Leaving out the pictures, retype all the material exactly.

--- Start SUPPLIED DATA ---

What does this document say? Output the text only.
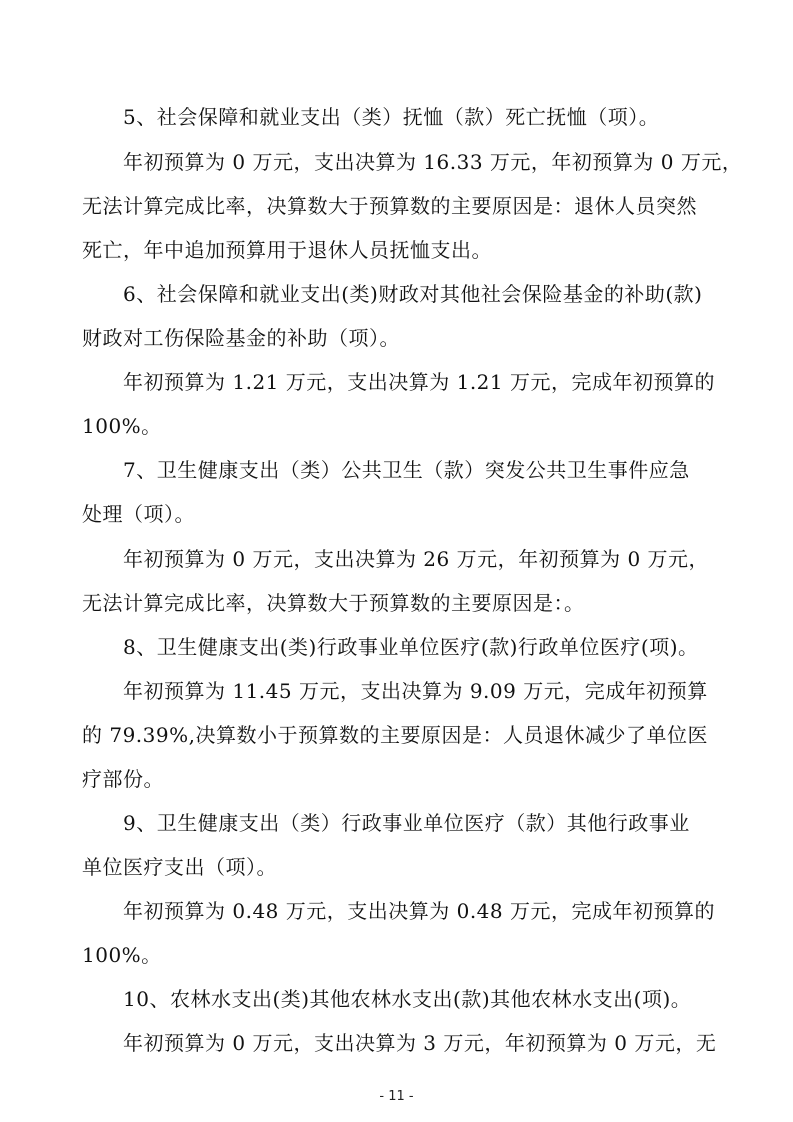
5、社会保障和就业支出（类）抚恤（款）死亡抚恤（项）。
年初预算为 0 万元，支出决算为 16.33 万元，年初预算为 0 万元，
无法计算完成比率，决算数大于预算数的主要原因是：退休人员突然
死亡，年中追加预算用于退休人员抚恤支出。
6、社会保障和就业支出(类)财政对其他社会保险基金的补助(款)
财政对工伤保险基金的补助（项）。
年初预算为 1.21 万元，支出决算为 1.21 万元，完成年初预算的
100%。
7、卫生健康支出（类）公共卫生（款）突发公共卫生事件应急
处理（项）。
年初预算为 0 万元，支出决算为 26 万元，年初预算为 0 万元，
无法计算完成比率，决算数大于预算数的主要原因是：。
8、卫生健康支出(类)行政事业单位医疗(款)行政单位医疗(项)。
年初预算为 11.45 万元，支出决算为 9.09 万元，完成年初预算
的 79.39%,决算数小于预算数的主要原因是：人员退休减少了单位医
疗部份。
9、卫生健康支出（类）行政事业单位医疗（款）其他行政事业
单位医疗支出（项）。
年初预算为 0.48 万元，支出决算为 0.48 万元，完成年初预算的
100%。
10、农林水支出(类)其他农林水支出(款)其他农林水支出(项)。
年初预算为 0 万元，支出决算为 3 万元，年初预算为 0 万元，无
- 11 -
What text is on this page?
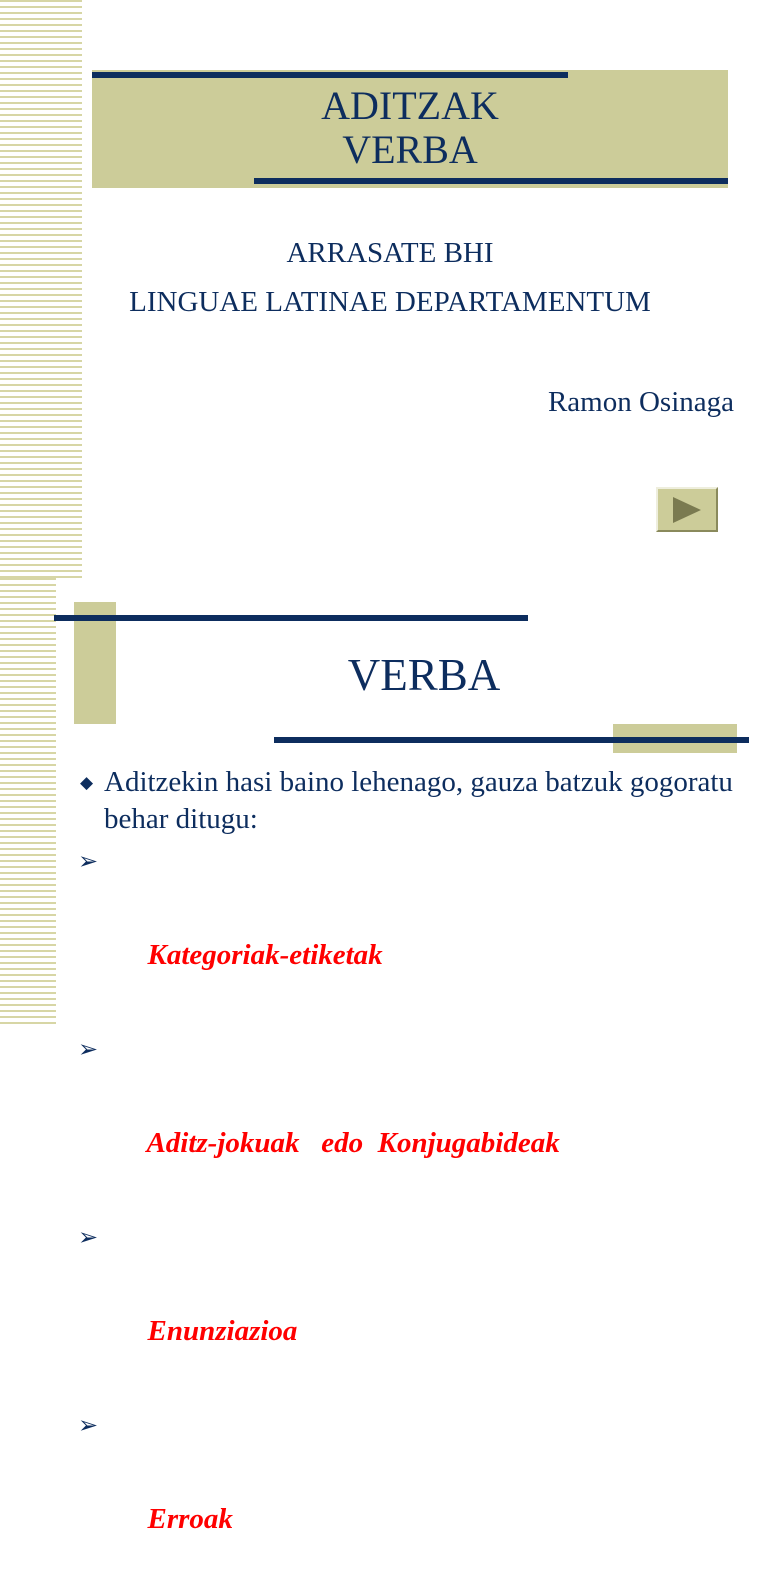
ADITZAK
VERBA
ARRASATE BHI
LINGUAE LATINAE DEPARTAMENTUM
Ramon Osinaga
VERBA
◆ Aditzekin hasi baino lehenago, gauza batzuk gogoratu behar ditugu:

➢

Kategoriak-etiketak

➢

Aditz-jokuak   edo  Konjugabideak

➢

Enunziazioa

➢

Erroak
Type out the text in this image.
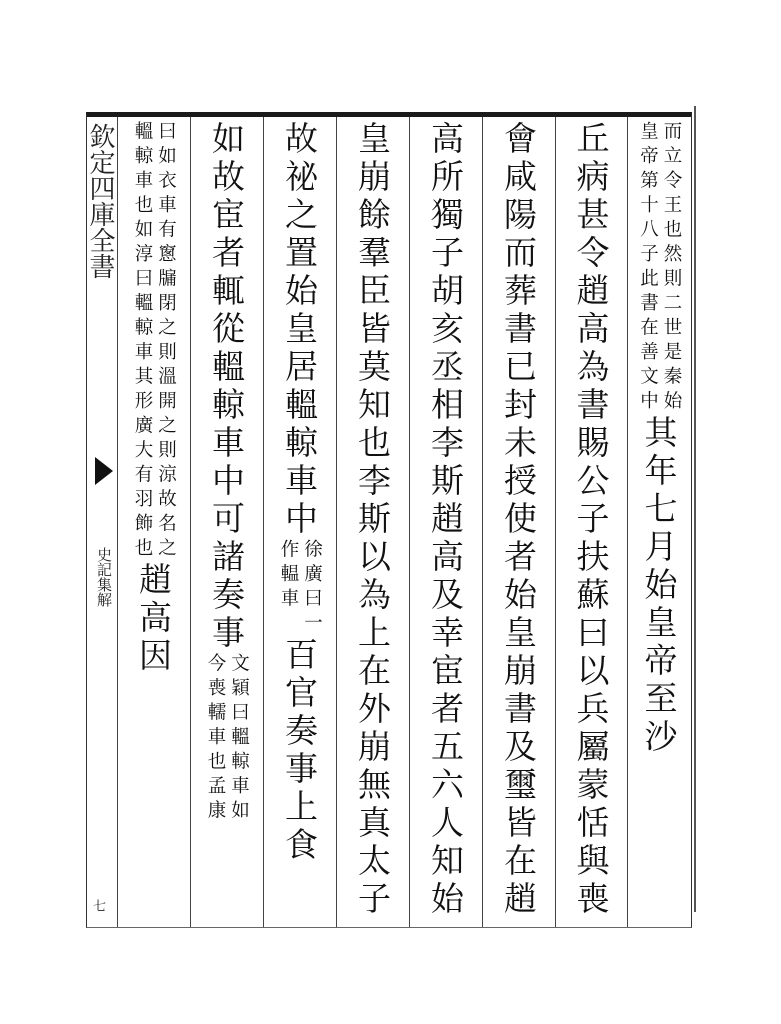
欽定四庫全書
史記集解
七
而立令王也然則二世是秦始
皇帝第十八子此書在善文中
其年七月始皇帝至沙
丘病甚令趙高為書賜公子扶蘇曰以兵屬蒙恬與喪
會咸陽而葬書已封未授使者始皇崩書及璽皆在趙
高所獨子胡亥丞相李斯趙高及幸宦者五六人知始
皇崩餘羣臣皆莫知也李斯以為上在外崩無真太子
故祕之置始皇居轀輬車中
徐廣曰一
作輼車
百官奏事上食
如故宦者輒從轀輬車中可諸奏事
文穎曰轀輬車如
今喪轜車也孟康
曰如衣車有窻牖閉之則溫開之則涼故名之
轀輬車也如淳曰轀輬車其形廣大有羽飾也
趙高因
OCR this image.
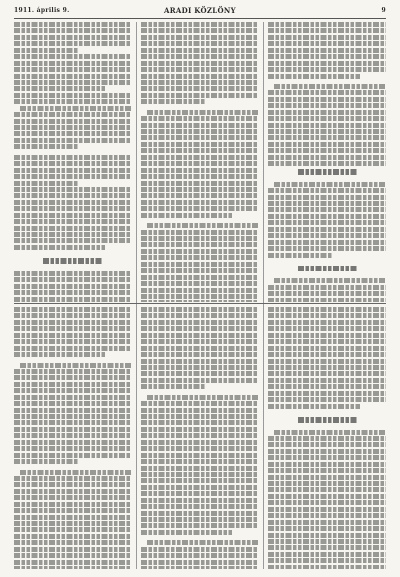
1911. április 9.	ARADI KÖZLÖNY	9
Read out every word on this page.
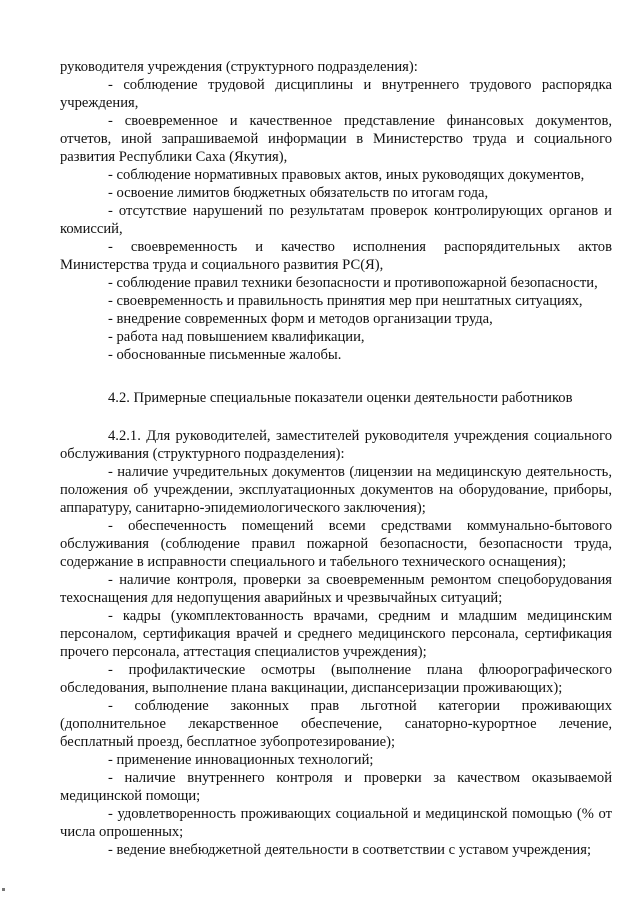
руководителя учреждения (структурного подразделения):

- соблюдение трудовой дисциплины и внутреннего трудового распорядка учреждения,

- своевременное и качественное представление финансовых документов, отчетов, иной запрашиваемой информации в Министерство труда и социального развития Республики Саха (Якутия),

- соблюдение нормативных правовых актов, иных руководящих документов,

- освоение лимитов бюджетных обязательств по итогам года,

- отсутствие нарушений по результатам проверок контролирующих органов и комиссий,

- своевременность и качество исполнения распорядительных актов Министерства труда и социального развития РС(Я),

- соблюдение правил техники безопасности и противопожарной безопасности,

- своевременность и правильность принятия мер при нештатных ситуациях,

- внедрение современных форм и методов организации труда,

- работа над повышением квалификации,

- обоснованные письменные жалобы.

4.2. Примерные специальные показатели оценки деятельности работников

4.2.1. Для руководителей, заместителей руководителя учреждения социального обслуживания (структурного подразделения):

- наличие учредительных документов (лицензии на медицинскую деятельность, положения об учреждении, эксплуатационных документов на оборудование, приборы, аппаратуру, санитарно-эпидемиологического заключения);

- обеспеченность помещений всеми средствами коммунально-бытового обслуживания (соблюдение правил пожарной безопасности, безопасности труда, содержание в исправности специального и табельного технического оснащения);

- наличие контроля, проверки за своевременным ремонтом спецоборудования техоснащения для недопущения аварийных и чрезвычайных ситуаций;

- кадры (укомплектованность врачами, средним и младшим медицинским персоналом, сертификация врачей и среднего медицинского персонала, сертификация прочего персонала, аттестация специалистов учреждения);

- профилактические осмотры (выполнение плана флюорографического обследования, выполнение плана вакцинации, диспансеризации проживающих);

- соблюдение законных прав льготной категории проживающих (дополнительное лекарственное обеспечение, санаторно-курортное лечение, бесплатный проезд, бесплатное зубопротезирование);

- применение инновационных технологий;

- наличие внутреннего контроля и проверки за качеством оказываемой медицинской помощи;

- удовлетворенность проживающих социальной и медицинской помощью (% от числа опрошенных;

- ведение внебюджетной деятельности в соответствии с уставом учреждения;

--- End SUPPLIED DATA ---

§ WRITTEN SOLUTION:
What does this document say? Output the text only.
5、社会保障和就业支出（类）抚恤（款）死亡抚恤（项）。
年初预算为 0 万元，支出决算为 16.33 万元，年初预算为 0 万元，
无法计算完成比率，决算数大于预算数的主要原因是：退休人员突然
死亡，年中追加预算用于退休人员抚恤支出。
6、社会保障和就业支出(类)财政对其他社会保险基金的补助(款)
财政对工伤保险基金的补助（项）。
年初预算为 1.21 万元，支出决算为 1.21 万元，完成年初预算的
100%。
7、卫生健康支出（类）公共卫生（款）突发公共卫生事件应急
处理（项）。
年初预算为 0 万元，支出决算为 26 万元，年初预算为 0 万元，
无法计算完成比率，决算数大于预算数的主要原因是：。
8、卫生健康支出(类)行政事业单位医疗(款)行政单位医疗(项)。
年初预算为 11.45 万元，支出决算为 9.09 万元，完成年初预算
的 79.39%,决算数小于预算数的主要原因是：人员退休减少了单位医
疗部份。
9、卫生健康支出（类）行政事业单位医疗（款）其他行政事业
单位医疗支出（项）。
年初预算为 0.48 万元，支出决算为 0.48 万元，完成年初预算的
100%。
10、农林水支出(类)其他农林水支出(款)其他农林水支出(项)。
年初预算为 0 万元，支出决算为 3 万元，年初预算为 0 万元，无
- 11 -
What text is on this page?
ADITZAK
VERBA
ARRASATE BHI
LINGUAE LATINAE DEPARTAMENTUM
Ramon Osinaga
VERBA
◆ Aditzekin hasi baino lehenago, gauza batzuk gogoratu behar ditugu:

➢

Kategoriak-etiketak

➢

Aditz-jokuak   edo  Konjugabideak

➢

Enunziazioa

➢

Erroak
Type out the text in this image.
欽定四庫全書
史記集解
七
而立令王也然則二世是秦始
皇帝第十八子此書在善文中
其年七月始皇帝至沙
丘病甚令趙高為書賜公子扶蘇曰以兵屬蒙恬與喪
會咸陽而葬書已封未授使者始皇崩書及璽皆在趙
高所獨子胡亥丞相李斯趙高及幸宦者五六人知始
皇崩餘羣臣皆莫知也李斯以為上在外崩無真太子
故祕之置始皇居轀輬車中
徐廣曰一
作輼車
百官奏事上食
如故宦者輒從轀輬車中可諸奏事
文穎曰轀輬車如
今喪轜車也孟康
曰如衣車有窻牖閉之則溫開之則涼故名之
轀輬車也如淳曰轀輬車其形廣大有羽飾也
趙高因
OCR this image.
1911. április 9.	ARADI KÖZLÖNY	9
Read out every word on this page.
руководителя учреждения (структурного подразделения):

- соблюдение трудовой дисциплины и внутреннего трудового распорядка учреждения,

- своевременное и качественное представление финансовых документов, отчетов, иной запрашиваемой информации в Министерство труда и социального развития Республики Саха (Якутия),

- соблюдение нормативных правовых актов, иных руководящих документов,

- освоение лимитов бюджетных обязательств по итогам года,

- отсутствие нарушений по результатам проверок контролирующих органов и комиссий,

- своевременность и качество исполнения распорядительных актов Министерства труда и социального развития РС(Я),

- соблюдение правил техники безопасности и противопожарной безопасности,

- своевременность и правильность принятия мер при нештатных ситуациях,

- внедрение современных форм и методов организации труда,

- работа над повышением квалификации,

- обоснованные письменные жалобы.

4.2. Примерные специальные показатели оценки деятельности работников

4.2.1. Для руководителей, заместителей руководителя учреждения социального обслуживания (структурного подразделения):

- наличие учредительных документов (лицензии на медицинскую деятельность, положения об учреждении, эксплуатационных документов на оборудование, приборы, аппаратуру, санитарно-эпидемиологического заключения);

- обеспеченность помещений всеми средствами коммунально-бытового обслуживания (соблюдение правил пожарной безопасности, безопасности труда, содержание в исправности специального и табельного технического оснащения);

- наличие контроля, проверки за своевременным ремонтом спецоборудования техоснащения для недопущения аварийных и чрезвычайных ситуаций;

- кадры (укомплектованность врачами, средним и младшим медицинским персоналом, сертификация врачей и среднего медицинского персонала, сертификация прочего персонала, аттестация специалистов учреждения);

- профилактические осмотры (выполнение плана флюорографического обследования, выполнение плана вакцинации, диспансеризации проживающих);

- соблюдение законных прав льготной категории проживающих (дополнительное лекарственное обеспечение, санаторно-курортное лечение, бесплатный проезд, бесплатное зубопротезирование);

- применение инновационных технологий;

- наличие внутреннего контроля и проверки за качеством оказываемой медицинской помощи;

- удовлетворенность проживающих социальной и медицинской помощью (% от числа опрошенных;

- ведение внебюджетной деятельности в соответствии с уставом учреждения;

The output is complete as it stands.